### RECORDED DATA
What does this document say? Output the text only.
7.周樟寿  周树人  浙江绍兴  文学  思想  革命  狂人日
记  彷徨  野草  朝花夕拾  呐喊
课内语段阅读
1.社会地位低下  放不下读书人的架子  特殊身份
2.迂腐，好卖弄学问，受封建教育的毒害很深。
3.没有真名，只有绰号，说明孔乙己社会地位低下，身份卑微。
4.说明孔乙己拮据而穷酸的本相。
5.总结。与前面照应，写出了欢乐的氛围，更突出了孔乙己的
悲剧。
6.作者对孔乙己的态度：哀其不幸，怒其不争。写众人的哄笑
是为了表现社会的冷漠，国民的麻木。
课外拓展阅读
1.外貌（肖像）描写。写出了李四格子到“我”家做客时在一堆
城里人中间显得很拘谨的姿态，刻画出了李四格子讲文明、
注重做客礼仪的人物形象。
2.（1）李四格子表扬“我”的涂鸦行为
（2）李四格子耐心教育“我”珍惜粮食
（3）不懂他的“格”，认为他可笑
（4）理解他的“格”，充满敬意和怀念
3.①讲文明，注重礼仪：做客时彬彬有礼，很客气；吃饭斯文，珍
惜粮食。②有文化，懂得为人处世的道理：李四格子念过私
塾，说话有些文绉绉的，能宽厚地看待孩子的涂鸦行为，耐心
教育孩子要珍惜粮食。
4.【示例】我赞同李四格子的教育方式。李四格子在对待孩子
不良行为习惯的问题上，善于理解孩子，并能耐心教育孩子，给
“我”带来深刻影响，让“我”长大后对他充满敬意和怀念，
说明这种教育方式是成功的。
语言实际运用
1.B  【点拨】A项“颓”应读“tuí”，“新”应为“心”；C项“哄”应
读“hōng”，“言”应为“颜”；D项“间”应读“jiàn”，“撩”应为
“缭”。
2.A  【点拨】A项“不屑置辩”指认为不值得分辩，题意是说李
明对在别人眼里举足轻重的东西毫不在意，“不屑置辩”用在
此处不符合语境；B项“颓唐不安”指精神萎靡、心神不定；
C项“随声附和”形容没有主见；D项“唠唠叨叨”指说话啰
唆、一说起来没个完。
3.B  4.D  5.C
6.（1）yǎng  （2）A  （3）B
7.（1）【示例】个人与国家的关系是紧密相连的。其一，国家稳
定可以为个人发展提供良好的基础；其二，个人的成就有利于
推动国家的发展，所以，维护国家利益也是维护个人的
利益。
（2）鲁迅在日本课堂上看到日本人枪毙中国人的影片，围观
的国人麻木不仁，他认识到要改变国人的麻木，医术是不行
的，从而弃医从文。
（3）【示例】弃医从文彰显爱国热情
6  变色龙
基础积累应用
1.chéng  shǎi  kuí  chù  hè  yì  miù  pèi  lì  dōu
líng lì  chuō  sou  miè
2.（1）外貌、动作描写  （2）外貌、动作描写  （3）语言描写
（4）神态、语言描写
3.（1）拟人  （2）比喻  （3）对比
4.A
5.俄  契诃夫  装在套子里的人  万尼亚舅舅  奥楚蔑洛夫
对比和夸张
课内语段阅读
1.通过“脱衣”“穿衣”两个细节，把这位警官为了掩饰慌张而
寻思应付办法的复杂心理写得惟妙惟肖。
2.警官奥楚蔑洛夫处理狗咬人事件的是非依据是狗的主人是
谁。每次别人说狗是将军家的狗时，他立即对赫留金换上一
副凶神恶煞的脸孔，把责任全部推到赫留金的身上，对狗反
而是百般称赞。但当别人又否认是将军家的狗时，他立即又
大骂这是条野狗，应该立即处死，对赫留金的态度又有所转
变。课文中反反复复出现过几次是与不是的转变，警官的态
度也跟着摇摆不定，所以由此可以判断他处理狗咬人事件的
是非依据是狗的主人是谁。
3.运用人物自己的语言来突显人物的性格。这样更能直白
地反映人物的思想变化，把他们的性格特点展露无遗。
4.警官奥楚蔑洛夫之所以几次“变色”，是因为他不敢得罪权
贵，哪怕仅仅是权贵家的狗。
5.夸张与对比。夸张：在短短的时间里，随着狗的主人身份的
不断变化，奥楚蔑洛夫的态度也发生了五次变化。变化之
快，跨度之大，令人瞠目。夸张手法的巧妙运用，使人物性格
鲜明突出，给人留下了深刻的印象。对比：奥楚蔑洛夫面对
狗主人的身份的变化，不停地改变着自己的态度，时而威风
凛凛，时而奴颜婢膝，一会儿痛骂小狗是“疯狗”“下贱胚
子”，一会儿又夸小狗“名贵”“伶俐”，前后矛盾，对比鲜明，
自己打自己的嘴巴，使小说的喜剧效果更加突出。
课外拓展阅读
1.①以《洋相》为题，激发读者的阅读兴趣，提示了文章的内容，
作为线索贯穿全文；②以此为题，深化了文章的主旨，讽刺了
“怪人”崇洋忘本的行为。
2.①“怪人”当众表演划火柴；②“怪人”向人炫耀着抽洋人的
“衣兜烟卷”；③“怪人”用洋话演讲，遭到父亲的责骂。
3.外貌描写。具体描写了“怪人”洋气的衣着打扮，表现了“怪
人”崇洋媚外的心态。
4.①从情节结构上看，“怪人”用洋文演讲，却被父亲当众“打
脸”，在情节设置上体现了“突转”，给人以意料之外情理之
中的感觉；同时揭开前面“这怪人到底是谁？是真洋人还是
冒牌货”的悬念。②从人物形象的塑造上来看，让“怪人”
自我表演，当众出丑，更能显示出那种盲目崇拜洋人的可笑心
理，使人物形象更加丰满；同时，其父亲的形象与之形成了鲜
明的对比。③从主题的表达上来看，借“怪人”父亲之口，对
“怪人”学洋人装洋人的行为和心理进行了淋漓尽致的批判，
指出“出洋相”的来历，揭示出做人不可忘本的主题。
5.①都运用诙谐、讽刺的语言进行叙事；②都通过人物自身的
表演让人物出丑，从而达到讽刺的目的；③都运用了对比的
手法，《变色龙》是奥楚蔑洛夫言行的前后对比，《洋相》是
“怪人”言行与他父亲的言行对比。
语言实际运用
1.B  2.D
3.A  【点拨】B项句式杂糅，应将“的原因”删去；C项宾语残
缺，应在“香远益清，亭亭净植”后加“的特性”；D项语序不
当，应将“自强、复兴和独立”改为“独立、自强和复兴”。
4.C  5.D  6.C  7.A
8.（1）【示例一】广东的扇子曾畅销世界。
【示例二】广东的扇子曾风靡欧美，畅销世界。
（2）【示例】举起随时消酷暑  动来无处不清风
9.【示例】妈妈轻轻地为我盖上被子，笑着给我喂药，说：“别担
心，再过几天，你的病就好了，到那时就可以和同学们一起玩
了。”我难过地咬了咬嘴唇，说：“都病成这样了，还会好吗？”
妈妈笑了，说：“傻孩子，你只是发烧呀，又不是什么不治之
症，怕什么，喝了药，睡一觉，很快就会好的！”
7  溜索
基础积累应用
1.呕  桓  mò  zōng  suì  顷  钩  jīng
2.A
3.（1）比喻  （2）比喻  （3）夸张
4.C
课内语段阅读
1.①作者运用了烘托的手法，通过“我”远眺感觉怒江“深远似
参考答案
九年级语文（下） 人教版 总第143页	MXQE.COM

### STATED EXERCISE
Retype each record exactly, leaving nothing out.

### THE RESPONSE
What does this document say? Output the text only.
7.周樟寿  周树人  浙江绍兴  文学  思想  革命  狂人日
记  彷徨  野草  朝花夕拾  呐喊
课内语段阅读
1.社会地位低下  放不下读书人的架子  特殊身份
2.迂腐，好卖弄学问，受封建教育的毒害很深。
3.没有真名，只有绰号，说明孔乙己社会地位低下，身份卑微。
4.说明孔乙己拮据而穷酸的本相。
5.总结。与前面照应，写出了欢乐的氛围，更突出了孔乙己的
悲剧。
6.作者对孔乙己的态度：哀其不幸，怒其不争。写众人的哄笑
是为了表现社会的冷漠，国民的麻木。
课外拓展阅读
1.外貌（肖像）描写。写出了李四格子到“我”家做客时在一堆
城里人中间显得很拘谨的姿态，刻画出了李四格子讲文明、
注重做客礼仪的人物形象。
2.（1）李四格子表扬“我”的涂鸦行为
（2）李四格子耐心教育“我”珍惜粮食
（3）不懂他的“格”，认为他可笑
（4）理解他的“格”，充满敬意和怀念
3.①讲文明，注重礼仪：做客时彬彬有礼，很客气；吃饭斯文，珍
惜粮食。②有文化，懂得为人处世的道理：李四格子念过私
塾，说话有些文绉绉的，能宽厚地看待孩子的涂鸦行为，耐心
教育孩子要珍惜粮食。
4.【示例】我赞同李四格子的教育方式。李四格子在对待孩子
不良行为习惯的问题上，善于理解孩子，并能耐心教育孩子，给
“我”带来深刻影响，让“我”长大后对他充满敬意和怀念，
说明这种教育方式是成功的。
语言实际运用
1.B  【点拨】A项“颓”应读“tuí”，“新”应为“心”；C项“哄”应
读“hōng”，“言”应为“颜”；D项“间”应读“jiàn”，“撩”应为
“缭”。
2.A  【点拨】A项“不屑置辩”指认为不值得分辩，题意是说李
明对在别人眼里举足轻重的东西毫不在意，“不屑置辩”用在
此处不符合语境；B项“颓唐不安”指精神萎靡、心神不定；
C项“随声附和”形容没有主见；D项“唠唠叨叨”指说话啰
唆、一说起来没个完。
3.B  4.D  5.C
6.（1）yǎng  （2）A  （3）B
7.（1）【示例】个人与国家的关系是紧密相连的。其一，国家稳
定可以为个人发展提供良好的基础；其二，个人的成就有利于
推动国家的发展，所以，维护国家利益也是维护个人的
利益。
（2）鲁迅在日本课堂上看到日本人枪毙中国人的影片，围观
的国人麻木不仁，他认识到要改变国人的麻木，医术是不行
的，从而弃医从文。
（3）【示例】弃医从文彰显爱国热情
6  变色龙
基础积累应用
1.chéng  shǎi  kuí  chù  hè  yì  miù  pèi  lì  dōu
líng lì  chuō  sou  miè
2.（1）外貌、动作描写  （2）外貌、动作描写  （3）语言描写
（4）神态、语言描写
3.（1）拟人  （2）比喻  （3）对比
4.A
5.俄  契诃夫  装在套子里的人  万尼亚舅舅  奥楚蔑洛夫
对比和夸张
课内语段阅读
1.通过“脱衣”“穿衣”两个细节，把这位警官为了掩饰慌张而
寻思应付办法的复杂心理写得惟妙惟肖。
2.警官奥楚蔑洛夫处理狗咬人事件的是非依据是狗的主人是
谁。每次别人说狗是将军家的狗时，他立即对赫留金换上一
副凶神恶煞的脸孔，把责任全部推到赫留金的身上，对狗反
而是百般称赞。但当别人又否认是将军家的狗时，他立即又
大骂这是条野狗，应该立即处死，对赫留金的态度又有所转
变。课文中反反复复出现过几次是与不是的转变，警官的态
度也跟着摇摆不定，所以由此可以判断他处理狗咬人事件的
是非依据是狗的主人是谁。
3.运用人物自己的语言来突显人物的性格。这样更能直白
地反映人物的思想变化，把他们的性格特点展露无遗。
4.警官奥楚蔑洛夫之所以几次“变色”，是因为他不敢得罪权
贵，哪怕仅仅是权贵家的狗。
5.夸张与对比。夸张：在短短的时间里，随着狗的主人身份的
不断变化，奥楚蔑洛夫的态度也发生了五次变化。变化之
快，跨度之大，令人瞠目。夸张手法的巧妙运用，使人物性格
鲜明突出，给人留下了深刻的印象。对比：奥楚蔑洛夫面对
狗主人的身份的变化，不停地改变着自己的态度，时而威风
凛凛，时而奴颜婢膝，一会儿痛骂小狗是“疯狗”“下贱胚
子”，一会儿又夸小狗“名贵”“伶俐”，前后矛盾，对比鲜明，
自己打自己的嘴巴，使小说的喜剧效果更加突出。
课外拓展阅读
1.①以《洋相》为题，激发读者的阅读兴趣，提示了文章的内容，
作为线索贯穿全文；②以此为题，深化了文章的主旨，讽刺了
“怪人”崇洋忘本的行为。
2.①“怪人”当众表演划火柴；②“怪人”向人炫耀着抽洋人的
“衣兜烟卷”；③“怪人”用洋话演讲，遭到父亲的责骂。
3.外貌描写。具体描写了“怪人”洋气的衣着打扮，表现了“怪
人”崇洋媚外的心态。
4.①从情节结构上看，“怪人”用洋文演讲，却被父亲当众“打
脸”，在情节设置上体现了“突转”，给人以意料之外情理之
中的感觉；同时揭开前面“这怪人到底是谁？是真洋人还是
冒牌货”的悬念。②从人物形象的塑造上来看，让“怪人”
自我表演，当众出丑，更能显示出那种盲目崇拜洋人的可笑心
理，使人物形象更加丰满；同时，其父亲的形象与之形成了鲜
明的对比。③从主题的表达上来看，借“怪人”父亲之口，对
“怪人”学洋人装洋人的行为和心理进行了淋漓尽致的批判，
指出“出洋相”的来历，揭示出做人不可忘本的主题。
5.①都运用诙谐、讽刺的语言进行叙事；②都通过人物自身的
表演让人物出丑，从而达到讽刺的目的；③都运用了对比的
手法，《变色龙》是奥楚蔑洛夫言行的前后对比，《洋相》是
“怪人”言行与他父亲的言行对比。
语言实际运用
1.B  2.D
3.A  【点拨】B项句式杂糅，应将“的原因”删去；C项宾语残
缺，应在“香远益清，亭亭净植”后加“的特性”；D项语序不
当，应将“自强、复兴和独立”改为“独立、自强和复兴”。
4.C  5.D  6.C  7.A
8.（1）【示例一】广东的扇子曾畅销世界。
【示例二】广东的扇子曾风靡欧美，畅销世界。
（2）【示例】举起随时消酷暑  动来无处不清风
9.【示例】妈妈轻轻地为我盖上被子，笑着给我喂药，说：“别担
心，再过几天，你的病就好了，到那时就可以和同学们一起玩
了。”我难过地咬了咬嘴唇，说：“都病成这样了，还会好吗？”
妈妈笑了，说：“傻孩子，你只是发烧呀，又不是什么不治之
症，怕什么，喝了药，睡一觉，很快就会好的！”
7  溜索
基础积累应用
1.呕  桓  mò  zōng  suì  顷  钩  jīng
2.A
3.（1）比喻  （2）比喻  （3）夸张
4.C
课内语段阅读
1.①作者运用了烘托的手法，通过“我”远眺感觉怒江“深远似
参考答案
九年级语文（下） 人教版 总第143页	MXQE.COM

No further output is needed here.